— START OF Excerpted records —

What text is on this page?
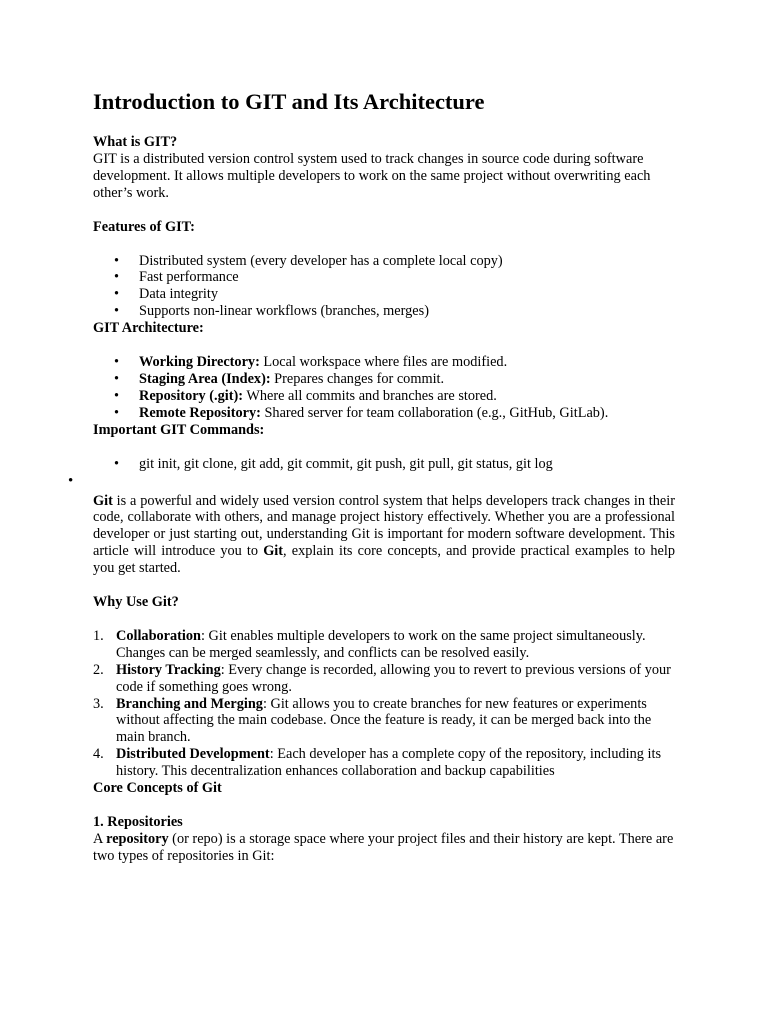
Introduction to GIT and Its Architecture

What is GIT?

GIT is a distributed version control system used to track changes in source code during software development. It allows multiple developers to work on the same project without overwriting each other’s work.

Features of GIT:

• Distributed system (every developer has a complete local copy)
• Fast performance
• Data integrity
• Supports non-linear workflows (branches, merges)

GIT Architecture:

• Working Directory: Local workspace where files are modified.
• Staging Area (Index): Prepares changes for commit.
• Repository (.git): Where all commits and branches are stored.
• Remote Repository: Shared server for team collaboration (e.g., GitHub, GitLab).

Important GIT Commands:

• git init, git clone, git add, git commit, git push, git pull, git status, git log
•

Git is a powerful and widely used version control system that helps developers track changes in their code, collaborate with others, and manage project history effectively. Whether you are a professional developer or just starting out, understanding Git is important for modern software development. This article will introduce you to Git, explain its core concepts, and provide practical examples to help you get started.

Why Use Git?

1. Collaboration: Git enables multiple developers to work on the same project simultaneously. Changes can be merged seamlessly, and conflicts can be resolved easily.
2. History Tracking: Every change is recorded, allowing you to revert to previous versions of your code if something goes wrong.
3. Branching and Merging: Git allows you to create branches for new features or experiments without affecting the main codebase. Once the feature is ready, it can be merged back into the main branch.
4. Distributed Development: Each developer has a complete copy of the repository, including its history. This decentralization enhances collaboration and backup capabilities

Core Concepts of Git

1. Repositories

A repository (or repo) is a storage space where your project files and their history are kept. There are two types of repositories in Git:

— END OF Excerpted records —
— START OF Excerpted records —

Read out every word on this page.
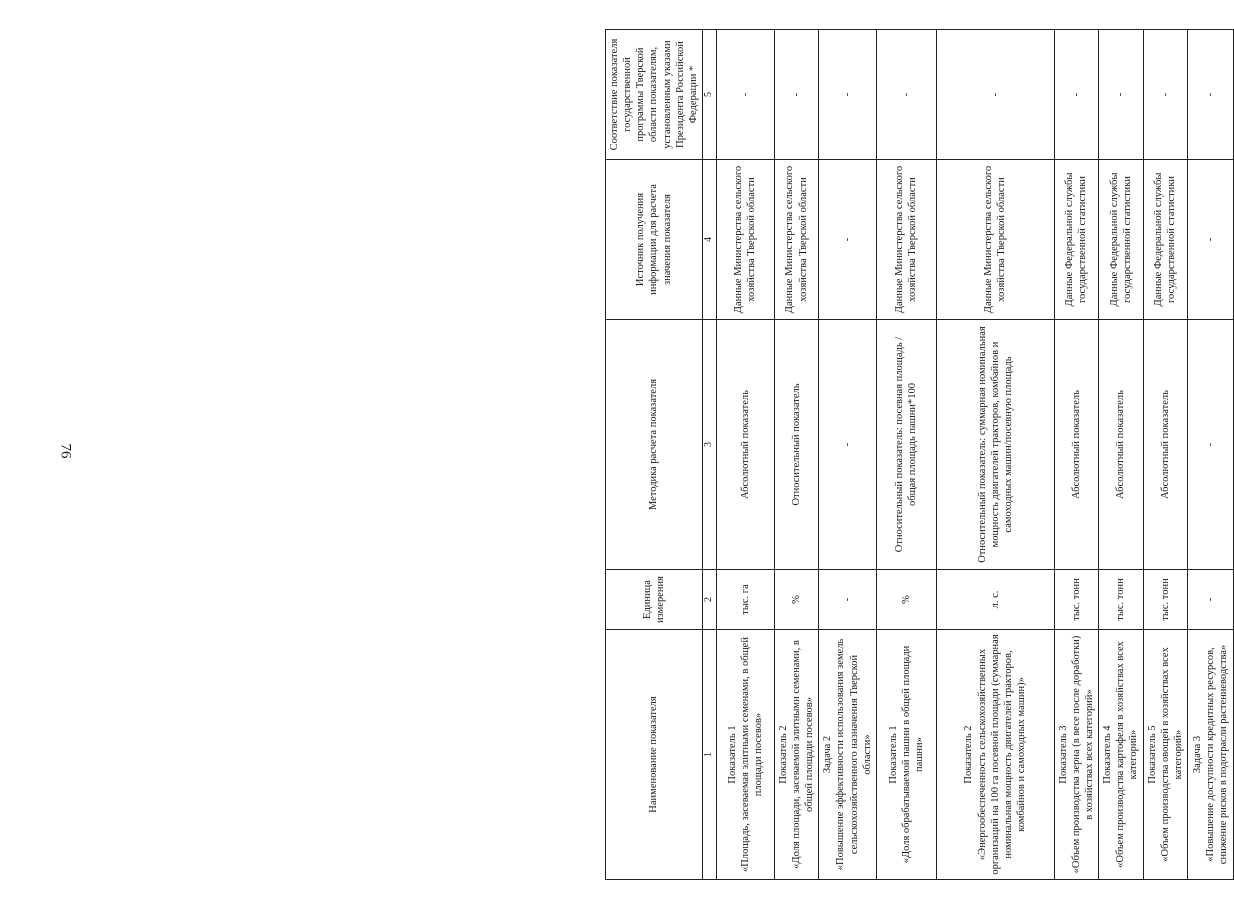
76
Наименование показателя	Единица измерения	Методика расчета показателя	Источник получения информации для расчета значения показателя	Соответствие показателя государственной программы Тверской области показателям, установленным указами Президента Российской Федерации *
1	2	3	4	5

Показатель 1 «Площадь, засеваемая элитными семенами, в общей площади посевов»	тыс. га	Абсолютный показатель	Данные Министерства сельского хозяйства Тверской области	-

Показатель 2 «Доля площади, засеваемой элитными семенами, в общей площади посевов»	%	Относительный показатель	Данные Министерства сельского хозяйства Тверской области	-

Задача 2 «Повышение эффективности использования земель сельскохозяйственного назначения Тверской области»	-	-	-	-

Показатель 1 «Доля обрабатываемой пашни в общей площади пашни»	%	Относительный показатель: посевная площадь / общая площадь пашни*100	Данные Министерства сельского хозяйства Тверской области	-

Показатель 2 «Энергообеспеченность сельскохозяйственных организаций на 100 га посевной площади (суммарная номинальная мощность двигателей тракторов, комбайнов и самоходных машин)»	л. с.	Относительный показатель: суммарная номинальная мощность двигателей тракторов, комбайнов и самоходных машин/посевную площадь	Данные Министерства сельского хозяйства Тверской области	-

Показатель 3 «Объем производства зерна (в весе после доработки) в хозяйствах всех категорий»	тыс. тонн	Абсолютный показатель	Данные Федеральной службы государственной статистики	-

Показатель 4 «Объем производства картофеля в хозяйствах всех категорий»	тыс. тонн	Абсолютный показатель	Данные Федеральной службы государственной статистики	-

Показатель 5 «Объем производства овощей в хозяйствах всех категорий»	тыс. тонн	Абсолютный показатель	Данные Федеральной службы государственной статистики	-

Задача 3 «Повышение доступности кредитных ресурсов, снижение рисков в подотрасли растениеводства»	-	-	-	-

— END OF Excerpted records —

Collect every line above that contains the word "Architecture".

Solution to the problem ::
Introduction to GIT and Its Architecture
GIT Architecture:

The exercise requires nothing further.